WHAT IS NEEDED: Filter this data down to the lines that hold "button", and copy them.

RECORDS FOR THIS EXERCISE:

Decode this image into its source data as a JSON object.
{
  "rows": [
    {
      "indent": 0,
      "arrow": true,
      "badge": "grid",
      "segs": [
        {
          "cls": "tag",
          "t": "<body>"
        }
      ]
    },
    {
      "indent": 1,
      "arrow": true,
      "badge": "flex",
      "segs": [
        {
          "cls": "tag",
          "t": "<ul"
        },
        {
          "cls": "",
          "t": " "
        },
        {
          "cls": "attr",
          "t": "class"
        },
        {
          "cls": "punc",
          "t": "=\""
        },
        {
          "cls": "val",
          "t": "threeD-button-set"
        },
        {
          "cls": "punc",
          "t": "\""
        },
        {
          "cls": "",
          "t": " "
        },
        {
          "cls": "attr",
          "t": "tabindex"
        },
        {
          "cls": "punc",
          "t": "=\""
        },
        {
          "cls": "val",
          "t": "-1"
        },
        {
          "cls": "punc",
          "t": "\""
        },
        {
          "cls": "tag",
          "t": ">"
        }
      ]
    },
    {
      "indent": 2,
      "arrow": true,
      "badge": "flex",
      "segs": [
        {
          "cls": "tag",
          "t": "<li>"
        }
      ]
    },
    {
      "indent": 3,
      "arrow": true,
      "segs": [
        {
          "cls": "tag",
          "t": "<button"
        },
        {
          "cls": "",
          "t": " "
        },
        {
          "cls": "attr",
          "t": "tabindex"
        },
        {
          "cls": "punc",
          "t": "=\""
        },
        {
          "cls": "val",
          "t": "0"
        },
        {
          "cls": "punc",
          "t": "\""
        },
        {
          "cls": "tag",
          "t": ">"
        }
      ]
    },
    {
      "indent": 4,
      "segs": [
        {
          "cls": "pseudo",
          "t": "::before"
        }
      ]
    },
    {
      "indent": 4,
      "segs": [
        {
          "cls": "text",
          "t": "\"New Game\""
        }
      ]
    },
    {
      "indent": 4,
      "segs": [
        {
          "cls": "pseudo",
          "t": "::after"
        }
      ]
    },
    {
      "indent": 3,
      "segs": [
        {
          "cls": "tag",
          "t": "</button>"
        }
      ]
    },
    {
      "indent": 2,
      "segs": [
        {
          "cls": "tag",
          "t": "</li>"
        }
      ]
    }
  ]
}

EXERCISE OUTPUT:
          "t": "threeD-button-set"
          "t": "<button"
          "t": "</button>"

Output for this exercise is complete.